● Dataset records
* START *
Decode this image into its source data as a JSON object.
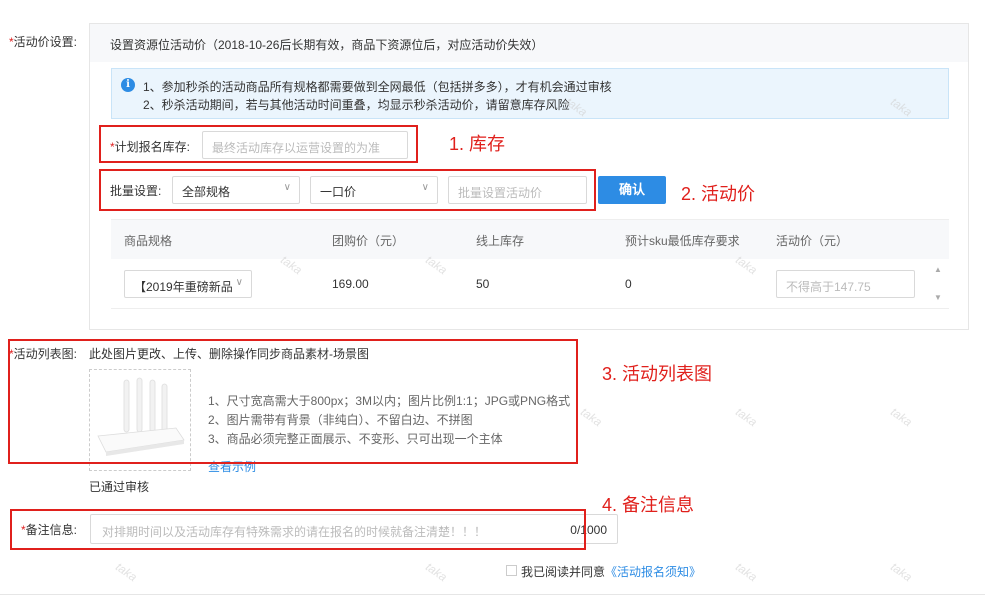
{
  "price_section": {
    "label_req": "*",
    "label": "活动价设置:",
    "desc": "设置资源位活动价（2018-10-26后长期有效，商品下资源位后，对应活动价失效）",
    "info_icon": "info-icon",
    "info_lines": [
      "1、参加秒杀的活动商品所有规格都需要做到全网最低（包括拼多多），才有机会通过审核",
      "2、秒杀活动期间，若与其他活动时间重叠，均显示秒杀活动价，请留意库存风险"
    ],
    "stock": {
      "label_req": "*",
      "label": "计划报名库存:",
      "placeholder": "最终活动库存以运营设置的为准"
    },
    "batch": {
      "label": "批量设置:",
      "spec_select": "全部规格",
      "price_type_select": "一口价",
      "price_placeholder": "批量设置活动价",
      "confirm": "确认"
    },
    "table": {
      "headers": [
        "商品规格",
        "团购价（元）",
        "线上库存",
        "预计sku最低库存要求",
        "活动价（元）"
      ],
      "rows": [
        {
          "spec": "【2019年重磅新品",
          "group_price": "169.00",
          "online_stock": "50",
          "min_stock": "0",
          "price_placeholder": "不得高于147.75"
        }
      ]
    }
  },
  "list_image_section": {
    "label_req": "*",
    "label": "活动列表图:",
    "desc": "此处图片更改、上传、删除操作同步商品素材-场景图",
    "tips": [
      "1、尺寸宽高需大于800px；3M以内；图片比例1:1；JPG或PNG格式",
      "2、图片需带有背景（非纯白）、不留白边、不拼图",
      "3、商品必须完整正面展示、不变形、只可出现一个主体"
    ],
    "view_example": "查看示例",
    "status": "已通过审核"
  },
  "remark_section": {
    "label_req": "*",
    "label": "备注信息:",
    "placeholder": "对排期时间以及活动库存有特殊需求的请在报名的时候就备注清楚！！！",
    "counter": "0/1000"
  },
  "agreement": {
    "prefix": "我已阅读并同意",
    "link": "《活动报名须知》"
  },
  "annotations": {
    "a1": "1. 库存",
    "a2": "2. 活动价",
    "a3": "3. 活动列表图",
    "a4": "4. 备注信息"
  },
  "watermark_text": "taka",
  "colors": {
    "primary": "#2d8ce4",
    "annotation_red": "#e0201c",
    "required_red": "#e02020",
    "info_bg": "#ebf5fd"
  }
}
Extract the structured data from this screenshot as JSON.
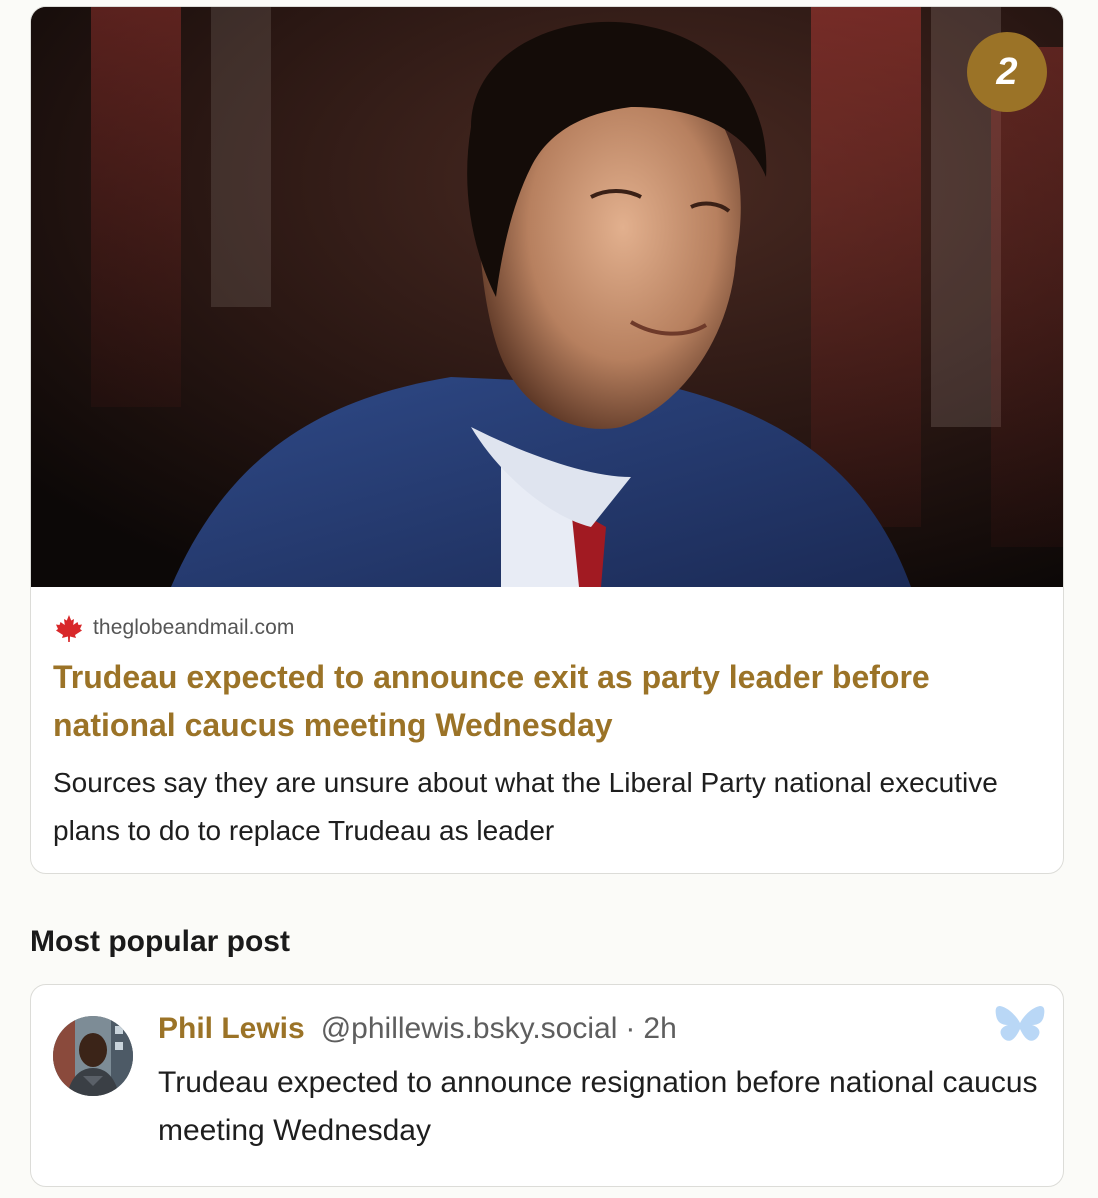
{
  "article": {
    "rank": "2",
    "source_domain": "theglobeandmail.com",
    "title": "Trudeau expected to announce exit as party leader before national caucus meeting Wednesday",
    "description": "Sources say they are unsure about what the Liberal Party national executive plans to do to replace Trudeau as leader",
    "source_icon": "maple-leaf-icon"
  },
  "popular": {
    "heading": "Most popular post",
    "post": {
      "author_name": "Phil Lewis",
      "handle": "@phillewis.bsky.social",
      "separator": "·",
      "time": "2h",
      "text": "Trudeau expected to announce resignation before national caucus meeting Wednesday",
      "platform_icon": "bluesky-butterfly-icon"
    }
  },
  "colors": {
    "accent": "#9b7327",
    "bluesky": "#b9d7f6",
    "maple": "#d8282a"
  }
}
* END *
● INSTRUCTIONS FOR THE TASK
Leave out the pictures and output the rest of the material exactly as written.

● FULL OUTPUT
Decode this image into its source data as a JSON object.
{
  "price_section": {
    "label_req": "*",
    "label": "活动价设置:",
    "desc": "设置资源位活动价（2018-10-26后长期有效，商品下资源位后，对应活动价失效）",
    "info_icon": "info-icon",
    "info_lines": [
      "1、参加秒杀的活动商品所有规格都需要做到全网最低（包括拼多多），才有机会通过审核",
      "2、秒杀活动期间，若与其他活动时间重叠，均显示秒杀活动价，请留意库存风险"
    ],
    "stock": {
      "label_req": "*",
      "label": "计划报名库存:",
      "placeholder": "最终活动库存以运营设置的为准"
    },
    "batch": {
      "label": "批量设置:",
      "spec_select": "全部规格",
      "price_type_select": "一口价",
      "price_placeholder": "批量设置活动价",
      "confirm": "确认"
    },
    "table": {
      "headers": [
        "商品规格",
        "团购价（元）",
        "线上库存",
        "预计sku最低库存要求",
        "活动价（元）"
      ],
      "rows": [
        {
          "spec": "【2019年重磅新品",
          "group_price": "169.00",
          "online_stock": "50",
          "min_stock": "0",
          "price_placeholder": "不得高于147.75"
        }
      ]
    }
  },
  "list_image_section": {
    "label_req": "*",
    "label": "活动列表图:",
    "desc": "此处图片更改、上传、删除操作同步商品素材-场景图",
    "tips": [
      "1、尺寸宽高需大于800px；3M以内；图片比例1:1；JPG或PNG格式",
      "2、图片需带有背景（非纯白）、不留白边、不拼图",
      "3、商品必须完整正面展示、不变形、只可出现一个主体"
    ],
    "view_example": "查看示例",
    "status": "已通过审核"
  },
  "remark_section": {
    "label_req": "*",
    "label": "备注信息:",
    "placeholder": "对排期时间以及活动库存有特殊需求的请在报名的时候就备注清楚！！！",
    "counter": "0/1000"
  },
  "agreement": {
    "prefix": "我已阅读并同意",
    "link": "《活动报名须知》"
  },
  "annotations": {
    "a1": "1. 库存",
    "a2": "2. 活动价",
    "a3": "3. 活动列表图",
    "a4": "4. 备注信息"
  },
  "watermark_text": "taka",
  "colors": {
    "primary": "#2d8ce4",
    "annotation_red": "#e0201c",
    "required_red": "#e02020",
    "info_bg": "#ebf5fd"
  }
}
Extract the structured data from this screenshot as JSON.
{
  "article": {
    "rank": "2",
    "source_domain": "theglobeandmail.com",
    "title": "Trudeau expected to announce exit as party leader before national caucus meeting Wednesday",
    "description": "Sources say they are unsure about what the Liberal Party national executive plans to do to replace Trudeau as leader",
    "source_icon": "maple-leaf-icon"
  },
  "popular": {
    "heading": "Most popular post",
    "post": {
      "author_name": "Phil Lewis",
      "handle": "@phillewis.bsky.social",
      "separator": "·",
      "time": "2h",
      "text": "Trudeau expected to announce resignation before national caucus meeting Wednesday",
      "platform_icon": "bluesky-butterfly-icon"
    }
  },
  "colors": {
    "accent": "#9b7327",
    "bluesky": "#b9d7f6",
    "maple": "#d8282a"
  }
}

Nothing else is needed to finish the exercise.